**Task:**
Single out the lines of the material that contain "wartości" and copy them.

Stored records:

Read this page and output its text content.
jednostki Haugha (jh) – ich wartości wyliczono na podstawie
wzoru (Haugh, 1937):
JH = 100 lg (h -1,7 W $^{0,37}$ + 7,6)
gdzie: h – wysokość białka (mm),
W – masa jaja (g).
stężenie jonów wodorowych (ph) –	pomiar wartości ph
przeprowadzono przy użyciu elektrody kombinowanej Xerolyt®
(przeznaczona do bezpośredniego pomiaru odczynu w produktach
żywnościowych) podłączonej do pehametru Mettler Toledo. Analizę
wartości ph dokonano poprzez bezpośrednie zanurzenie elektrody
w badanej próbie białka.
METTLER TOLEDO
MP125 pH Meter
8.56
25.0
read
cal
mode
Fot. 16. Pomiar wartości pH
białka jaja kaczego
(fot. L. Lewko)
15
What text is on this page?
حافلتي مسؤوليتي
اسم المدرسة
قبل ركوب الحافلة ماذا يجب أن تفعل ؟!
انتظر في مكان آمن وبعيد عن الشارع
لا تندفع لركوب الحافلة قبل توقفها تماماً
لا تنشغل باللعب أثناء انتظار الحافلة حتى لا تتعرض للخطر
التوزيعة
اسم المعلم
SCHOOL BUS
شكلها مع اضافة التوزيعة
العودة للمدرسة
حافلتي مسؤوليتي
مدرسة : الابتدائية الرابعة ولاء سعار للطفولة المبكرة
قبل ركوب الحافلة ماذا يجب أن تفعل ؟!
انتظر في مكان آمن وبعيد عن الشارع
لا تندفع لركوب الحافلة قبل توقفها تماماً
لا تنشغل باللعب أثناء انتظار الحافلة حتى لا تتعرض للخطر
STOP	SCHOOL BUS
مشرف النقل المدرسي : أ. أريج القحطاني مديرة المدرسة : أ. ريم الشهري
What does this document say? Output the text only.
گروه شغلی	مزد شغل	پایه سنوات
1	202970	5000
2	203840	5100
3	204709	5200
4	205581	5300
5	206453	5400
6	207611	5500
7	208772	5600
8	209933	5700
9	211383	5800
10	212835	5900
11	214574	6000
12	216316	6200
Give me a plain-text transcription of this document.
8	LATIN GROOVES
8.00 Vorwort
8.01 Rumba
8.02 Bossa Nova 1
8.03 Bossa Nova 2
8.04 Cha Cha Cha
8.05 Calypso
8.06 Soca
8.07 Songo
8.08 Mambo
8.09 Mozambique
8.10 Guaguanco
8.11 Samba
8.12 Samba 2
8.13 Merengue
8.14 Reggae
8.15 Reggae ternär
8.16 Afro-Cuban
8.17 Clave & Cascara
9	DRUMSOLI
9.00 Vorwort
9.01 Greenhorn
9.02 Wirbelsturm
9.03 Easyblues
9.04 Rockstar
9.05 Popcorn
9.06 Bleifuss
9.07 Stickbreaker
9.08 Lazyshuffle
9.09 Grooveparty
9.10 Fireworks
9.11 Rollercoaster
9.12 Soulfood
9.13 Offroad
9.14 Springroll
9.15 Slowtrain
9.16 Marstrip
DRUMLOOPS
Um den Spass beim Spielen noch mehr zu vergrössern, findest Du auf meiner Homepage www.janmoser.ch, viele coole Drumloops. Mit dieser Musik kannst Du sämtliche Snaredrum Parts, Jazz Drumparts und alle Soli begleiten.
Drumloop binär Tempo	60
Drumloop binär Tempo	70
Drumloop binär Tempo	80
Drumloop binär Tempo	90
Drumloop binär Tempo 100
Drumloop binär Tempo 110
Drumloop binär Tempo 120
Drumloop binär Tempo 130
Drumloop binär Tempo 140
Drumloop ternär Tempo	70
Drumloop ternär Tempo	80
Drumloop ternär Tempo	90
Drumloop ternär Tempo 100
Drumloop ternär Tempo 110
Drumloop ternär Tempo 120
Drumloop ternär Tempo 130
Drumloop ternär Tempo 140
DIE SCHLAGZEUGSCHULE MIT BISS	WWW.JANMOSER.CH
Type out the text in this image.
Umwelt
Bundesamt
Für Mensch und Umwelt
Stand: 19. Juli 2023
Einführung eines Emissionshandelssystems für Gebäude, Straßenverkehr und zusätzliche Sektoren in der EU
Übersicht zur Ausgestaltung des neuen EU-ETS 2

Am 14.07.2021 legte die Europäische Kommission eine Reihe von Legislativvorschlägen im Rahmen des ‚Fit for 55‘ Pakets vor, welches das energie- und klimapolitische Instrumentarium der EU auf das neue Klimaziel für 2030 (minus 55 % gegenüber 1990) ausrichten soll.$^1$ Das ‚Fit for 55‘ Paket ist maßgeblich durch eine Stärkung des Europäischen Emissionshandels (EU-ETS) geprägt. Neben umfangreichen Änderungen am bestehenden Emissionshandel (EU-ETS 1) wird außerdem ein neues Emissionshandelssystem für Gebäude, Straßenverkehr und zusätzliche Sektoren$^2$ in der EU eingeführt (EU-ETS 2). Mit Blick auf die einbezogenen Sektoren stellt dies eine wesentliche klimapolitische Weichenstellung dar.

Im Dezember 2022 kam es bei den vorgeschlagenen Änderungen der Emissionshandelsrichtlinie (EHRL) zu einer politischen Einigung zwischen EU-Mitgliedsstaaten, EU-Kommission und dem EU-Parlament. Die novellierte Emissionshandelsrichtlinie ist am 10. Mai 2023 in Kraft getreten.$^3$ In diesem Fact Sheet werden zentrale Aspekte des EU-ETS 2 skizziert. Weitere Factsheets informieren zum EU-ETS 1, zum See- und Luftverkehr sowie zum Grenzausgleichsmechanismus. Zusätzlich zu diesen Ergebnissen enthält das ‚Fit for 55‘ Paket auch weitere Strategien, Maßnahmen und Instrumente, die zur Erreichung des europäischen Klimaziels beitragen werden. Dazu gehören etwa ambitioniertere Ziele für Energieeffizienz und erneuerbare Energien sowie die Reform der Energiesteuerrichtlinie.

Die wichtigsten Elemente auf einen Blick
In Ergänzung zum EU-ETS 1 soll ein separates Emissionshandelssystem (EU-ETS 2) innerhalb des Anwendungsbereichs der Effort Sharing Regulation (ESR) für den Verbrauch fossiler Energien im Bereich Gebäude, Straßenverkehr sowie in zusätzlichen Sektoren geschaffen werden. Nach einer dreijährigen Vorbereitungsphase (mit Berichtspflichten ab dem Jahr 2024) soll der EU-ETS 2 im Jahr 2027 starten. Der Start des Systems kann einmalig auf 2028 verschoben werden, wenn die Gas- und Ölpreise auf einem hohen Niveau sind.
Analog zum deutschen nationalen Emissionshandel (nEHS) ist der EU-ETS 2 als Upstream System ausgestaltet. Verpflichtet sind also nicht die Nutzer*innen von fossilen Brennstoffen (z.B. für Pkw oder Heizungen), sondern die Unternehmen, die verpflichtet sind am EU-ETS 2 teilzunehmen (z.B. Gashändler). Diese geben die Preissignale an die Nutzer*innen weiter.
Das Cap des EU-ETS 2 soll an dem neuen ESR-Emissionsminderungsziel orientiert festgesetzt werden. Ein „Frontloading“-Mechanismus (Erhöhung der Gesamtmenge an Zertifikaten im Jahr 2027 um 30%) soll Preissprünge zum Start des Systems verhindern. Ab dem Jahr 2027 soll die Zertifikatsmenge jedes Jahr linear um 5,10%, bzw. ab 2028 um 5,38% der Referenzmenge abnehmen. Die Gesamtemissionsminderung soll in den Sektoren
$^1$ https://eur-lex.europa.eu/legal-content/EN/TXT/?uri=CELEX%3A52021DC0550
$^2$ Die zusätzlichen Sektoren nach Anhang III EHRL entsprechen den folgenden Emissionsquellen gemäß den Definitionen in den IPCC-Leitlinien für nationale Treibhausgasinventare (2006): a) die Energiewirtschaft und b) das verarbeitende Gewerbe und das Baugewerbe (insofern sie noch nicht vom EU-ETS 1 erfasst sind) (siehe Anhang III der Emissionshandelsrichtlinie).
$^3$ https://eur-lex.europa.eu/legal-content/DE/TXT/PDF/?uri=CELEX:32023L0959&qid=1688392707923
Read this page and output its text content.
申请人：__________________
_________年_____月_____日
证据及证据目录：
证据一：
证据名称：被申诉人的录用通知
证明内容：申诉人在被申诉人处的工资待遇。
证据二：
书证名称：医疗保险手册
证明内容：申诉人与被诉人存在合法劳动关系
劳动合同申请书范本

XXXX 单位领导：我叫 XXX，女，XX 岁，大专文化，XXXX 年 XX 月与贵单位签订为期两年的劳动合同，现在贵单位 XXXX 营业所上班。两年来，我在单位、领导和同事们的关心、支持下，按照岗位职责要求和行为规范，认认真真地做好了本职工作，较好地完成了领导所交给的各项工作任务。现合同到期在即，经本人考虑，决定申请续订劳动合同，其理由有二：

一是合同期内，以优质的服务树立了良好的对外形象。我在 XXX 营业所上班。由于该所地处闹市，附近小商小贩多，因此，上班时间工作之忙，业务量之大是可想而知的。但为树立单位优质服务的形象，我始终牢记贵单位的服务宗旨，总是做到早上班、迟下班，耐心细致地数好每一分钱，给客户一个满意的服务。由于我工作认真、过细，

**Expected answer:**
jednostki Haugha (jh) – ich wartości wyliczono na podstawie
stężenie jonów wodorowych (ph) –	pomiar wartości ph
wartości ph dokonano poprzez bezpośrednie zanurzenie elektrody
Fot. 16. Pomiar wartości pH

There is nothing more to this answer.